**Exercise brief**
Copy each line below that contains "Orgelneubauten".

[Dataset rows for document pages]
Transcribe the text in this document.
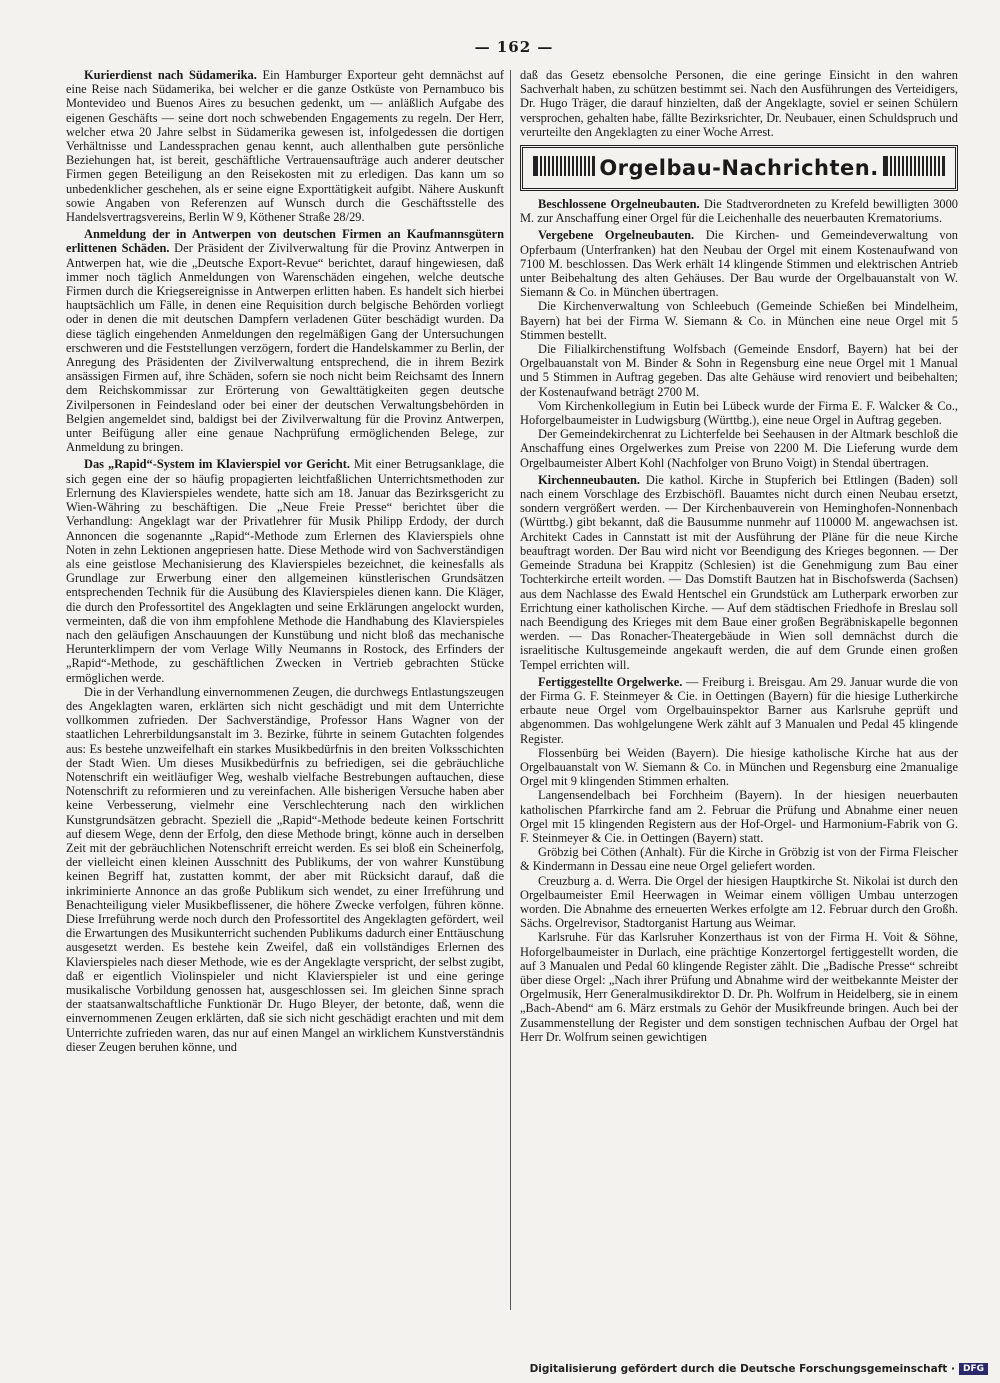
— 162 —

Kurierdienst nach Südamerika. Ein Hamburger Exporteur geht demnächst auf eine Reise nach Südamerika, bei welcher er die ganze Ostküste von Pernambuco bis Montevideo und Buenos Aires zu besuchen gedenkt, um — anläßlich Aufgabe des eigenen Geschäfts — seine dort noch schwebenden Engagements zu regeln. Der Herr, welcher etwa 20 Jahre selbst in Südamerika gewesen ist, infolgedessen die dortigen Verhältnisse und Landessprachen genau kennt, auch allenthalben gute persönliche Beziehungen hat, ist bereit, geschäftliche Vertrauensaufträge auch anderer deutscher Firmen gegen Beteiligung an den Reisekosten mit zu erledigen. Das kann um so unbedenklicher geschehen, als er seine eigne Exporttätigkeit aufgibt. Nähere Auskunft sowie Angaben von Referenzen auf Wunsch durch die Geschäftsstelle des Handelsvertragsvereins, Berlin W 9, Köthener Straße 28/29.

Anmeldung der in Antwerpen von deutschen Firmen an Kaufmannsgütern erlittenen Schäden. Der Präsident der Zivilverwaltung für die Provinz Antwerpen in Antwerpen hat, wie die „Deutsche Export-Revue“ berichtet, darauf hingewiesen, daß immer noch täglich Anmeldungen von Warenschäden eingehen, welche deutsche Firmen durch die Kriegsereignisse in Antwerpen erlitten haben. Es handelt sich hierbei hauptsächlich um Fälle, in denen eine Requisition durch belgische Behörden vorliegt oder in denen die mit deutschen Dampfern verladenen Güter beschädigt wurden. Da diese täglich eingehenden Anmeldungen den regelmäßigen Gang der Untersuchungen erschweren und die Feststellungen verzögern, fordert die Handelskammer zu Berlin, der Anregung des Präsidenten der Zivilverwaltung entsprechend, die in ihrem Bezirk ansässigen Firmen auf, ihre Schäden, sofern sie noch nicht beim Reichsamt des Innern dem Reichskommissar zur Erörterung von Gewalttätigkeiten gegen deutsche Zivilpersonen in Feindesland oder bei einer der deutschen Verwaltungsbehörden in Belgien angemeldet sind, baldigst bei der Zivilverwaltung für die Provinz Antwerpen, unter Beifügung aller eine genaue Nachprüfung ermöglichenden Belege, zur Anmeldung zu bringen.

Das „Rapid“-System im Klavierspiel vor Gericht. Mit einer Betrugsanklage, die sich gegen eine der so häufig propagierten leichtfaßlichen Unterrichtsmethoden zur Erlernung des Klavierspieles wendete, hatte sich am 18. Januar das Bezirksgericht zu Wien-Währing zu beschäftigen. Die „Neue Freie Presse“ berichtet über die Verhandlung: Angeklagt war der Privatlehrer für Musik Philipp Erdody, der durch Annoncen die sogenannte „Rapid“-Methode zum Erlernen des Klavierspiels ohne Noten in zehn Lektionen angepriesen hatte. Diese Methode wird von Sachverständigen als eine geistlose Mechanisierung des Klavierspieles bezeichnet, die keinesfalls als Grundlage zur Erwerbung einer den allgemeinen künstlerischen Grundsätzen entsprechenden Technik für die Ausübung des Klavierspieles dienen kann. Die Kläger, die durch den Professortitel des Angeklagten und seine Erklärungen angelockt wurden, vermeinten, daß die von ihm empfohlene Methode die Handhabung des Klavierspieles nach den geläufigen Anschauungen der Kunstübung und nicht bloß das mechanische Herunterklimpern der vom Verlage Willy Neumanns in Rostock, des Erfinders der „Rapid“-Methode, zu geschäftlichen Zwecken in Vertrieb gebrachten Stücke ermöglichen werde.

Die in der Verhandlung einvernommenen Zeugen, die durchwegs Entlastungszeugen des Angeklagten waren, erklärten sich nicht geschädigt und mit dem Unterrichte vollkommen zufrieden. Der Sachverständige, Professor Hans Wagner von der staatlichen Lehrerbildungsanstalt im 3. Bezirke, führte in seinem Gutachten folgendes aus: Es bestehe unzweifelhaft ein starkes Musikbedürfnis in den breiten Volksschichten der Stadt Wien. Um dieses Musikbedürfnis zu befriedigen, sei die gebräuchliche Notenschrift ein weitläufiger Weg, weshalb vielfache Bestrebungen auftauchen, diese Notenschrift zu reformieren und zu vereinfachen. Alle bisherigen Versuche haben aber keine Verbesserung, vielmehr eine Verschlechterung nach den wirklichen Kunstgrundsätzen gebracht. Speziell die „Rapid“-Methode bedeute keinen Fortschritt auf diesem Wege, denn der Erfolg, den diese Methode bringt, könne auch in derselben Zeit mit der gebräuchlichen Notenschrift erreicht werden. Es sei bloß ein Scheinerfolg, der vielleicht einen kleinen Ausschnitt des Publikums, der von wahrer Kunstübung keinen Begriff hat, zustatten kommt, der aber mit Rücksicht darauf, daß die inkriminierte Annonce an das große Publikum sich wendet, zu einer Irreführung und Benachteiligung vieler Musikbeflissener, die höhere Zwecke verfolgen, führen könne. Diese Irreführung werde noch durch den Professortitel des Angeklagten gefördert, weil die Erwartungen des Musikunterricht suchenden Publikums dadurch einer Enttäuschung ausgesetzt werden. Es bestehe kein Zweifel, daß ein vollständiges Erlernen des Klavierspieles nach dieser Methode, wie es der Angeklagte verspricht, der selbst zugibt, daß er eigentlich Violinspieler und nicht Klavierspieler ist und eine geringe musikalische Vorbildung genossen hat, ausgeschlossen sei. Im gleichen Sinne sprach der staatsanwaltschaftliche Funktionär Dr. Hugo Bleyer, der betonte, daß, wenn die einvernommenen Zeugen erklärten, daß sie sich nicht geschädigt erachten und mit dem Unterrichte zufrieden waren, das nur auf einen Mangel an wirklichem Kunstverständnis dieser Zeugen beruhen könne, und

daß das Gesetz ebensolche Personen, die eine geringe Einsicht in den wahren Sachverhalt haben, zu schützen bestimmt sei. Nach den Ausführungen des Verteidigers, Dr. Hugo Träger, die darauf hinzielten, daß der Angeklagte, soviel er seinen Schülern versprochen, gehalten habe, fällte Bezirksrichter, Dr. Neubauer, einen Schuldspruch und verurteilte den Angeklagten zu einer Woche Arrest.

Orgelbau-Nachrichten.

Beschlossene Orgelneubauten. Die Stadtverordneten zu Krefeld bewilligten 3000 M. zur Anschaffung einer Orgel für die Leichenhalle des neuerbauten Krematoriums.

Vergebene Orgelneubauten. Die Kirchen- und Gemeindeverwaltung von Opferbaum (Unterfranken) hat den Neubau der Orgel mit einem Kostenaufwand von 7100 M. beschlossen. Das Werk erhält 14 klingende Stimmen und elektrischen Antrieb unter Beibehaltung des alten Gehäuses. Der Bau wurde der Orgelbauanstalt von W. Siemann & Co. in München übertragen.

Die Kirchenverwaltung von Schleebuch (Gemeinde Schießen bei Mindelheim, Bayern) hat bei der Firma W. Siemann & Co. in München eine neue Orgel mit 5 Stimmen bestellt.

Die Filialkirchenstiftung Wolfsbach (Gemeinde Ensdorf, Bayern) hat bei der Orgelbauanstalt von M. Binder & Sohn in Regensburg eine neue Orgel mit 1 Manual und 5 Stimmen in Auftrag gegeben. Das alte Gehäuse wird renoviert und beibehalten; der Kostenaufwand beträgt 2700 M.

Vom Kirchenkollegium in Eutin bei Lübeck wurde der Firma E. F. Walcker & Co., Hoforgelbaumeister in Ludwigsburg (Württbg.), eine neue Orgel in Auftrag gegeben.

Der Gemeindekirchenrat zu Lichterfelde bei Seehausen in der Altmark beschloß die Anschaffung eines Orgelwerkes zum Preise von 2200 M. Die Lieferung wurde dem Orgelbaumeister Albert Kohl (Nachfolger von Bruno Voigt) in Stendal übertragen.

Kirchenneubauten. Die kathol. Kirche in Stupferich bei Ettlingen (Baden) soll nach einem Vorschlage des Erzbischöfl. Bauamtes nicht durch einen Neubau ersetzt, sondern vergrößert werden. — Der Kirchenbauverein von Heminghofen-Nonnenbach (Württbg.) gibt bekannt, daß die Bausumme nunmehr auf 110000 M. angewachsen ist. Architekt Cades in Cannstatt ist mit der Ausführung der Pläne für die neue Kirche beauftragt worden. Der Bau wird nicht vor Beendigung des Krieges begonnen. — Der Gemeinde Straduna bei Krappitz (Schlesien) ist die Genehmigung zum Bau einer Tochterkirche erteilt worden. — Das Domstift Bautzen hat in Bischofswerda (Sachsen) aus dem Nachlasse des Ewald Hentschel ein Grundstück am Lutherpark erworben zur Errichtung einer katholischen Kirche. — Auf dem städtischen Friedhofe in Breslau soll nach Beendigung des Krieges mit dem Baue einer großen Begräbniskapelle begonnen werden. — Das Ronacher-Theatergebäude in Wien soll demnächst durch die israelitische Kultusgemeinde angekauft werden, die auf dem Grunde einen großen Tempel errichten will.

Fertiggestellte Orgelwerke. — Freiburg i. Breisgau. Am 29. Januar wurde die von der Firma G. F. Steinmeyer & Cie. in Oettingen (Bayern) für die hiesige Lutherkirche erbaute neue Orgel vom Orgelbauinspektor Barner aus Karlsruhe geprüft und abgenommen. Das wohlgelungene Werk zählt auf 3 Manualen und Pedal 45 klingende Register.

Flossenbürg bei Weiden (Bayern). Die hiesige katholische Kirche hat aus der Orgelbauanstalt von W. Siemann & Co. in München und Regensburg eine 2manualige Orgel mit 9 klingenden Stimmen erhalten.

Langensendelbach bei Forchheim (Bayern). In der hiesigen neuerbauten katholischen Pfarrkirche fand am 2. Februar die Prüfung und Abnahme einer neuen Orgel mit 15 klingenden Registern aus der Hof-Orgel- und Harmonium-Fabrik von G. F. Steinmeyer & Cie. in Oettingen (Bayern) statt.

Gröbzig bei Cöthen (Anhalt). Für die Kirche in Gröbzig ist von der Firma Fleischer & Kindermann in Dessau eine neue Orgel geliefert worden.

Creuzburg a. d. Werra. Die Orgel der hiesigen Hauptkirche St. Nikolai ist durch den Orgelbaumeister Emil Heerwagen in Weimar einem völligen Umbau unterzogen worden. Die Abnahme des erneuerten Werkes erfolgte am 12. Februar durch den Großh. Sächs. Orgelrevisor, Stadtorganist Hartung aus Weimar.

Karlsruhe. Für das Karlsruher Konzerthaus ist von der Firma H. Voit & Söhne, Hoforgelbaumeister in Durlach, eine prächtige Konzertorgel fertiggestellt worden, die auf 3 Manualen und Pedal 60 klingende Register zählt. Die „Badische Presse“ schreibt über diese Orgel: „Nach ihrer Prüfung und Abnahme wird der weitbekannte Meister der Orgelmusik, Herr Generalmusikdirektor D. Dr. Ph. Wolfrum in Heidelberg, sie in einem „Bach-Abend“ am 6. März erstmals zu Gehör der Musikfreunde bringen. Auch bei der Zusammenstellung der Register und dem sonstigen technischen Aufbau der Orgel hat Herr Dr. Wolfrum seinen gewichtigen

Digitalisierung gefördert durch die Deutsche Forschungsgemeinschaft · DFG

**Task result**
Beschlossene Orgelneubauten. Die Stadtverordneten zu Krefeld bewilligten 3000 M. zur Anschaffung einer Orgel für die Leichenhalle des neuerbauten Krematoriums.
Vergebene Orgelneubauten. Die Kirchen- und Gemeindeverwaltung von Opferbaum (Unterfranken) hat den Neubau der Orgel mit einem Kostenaufwand von 7100 M. beschlossen. Das Werk erhält 14 klingende Stimmen und elektrischen Antrieb unter Beibehaltung des alten Gehäuses. Der Bau wurde der Orgelbauanstalt von W. Siemann & Co. in München übertragen.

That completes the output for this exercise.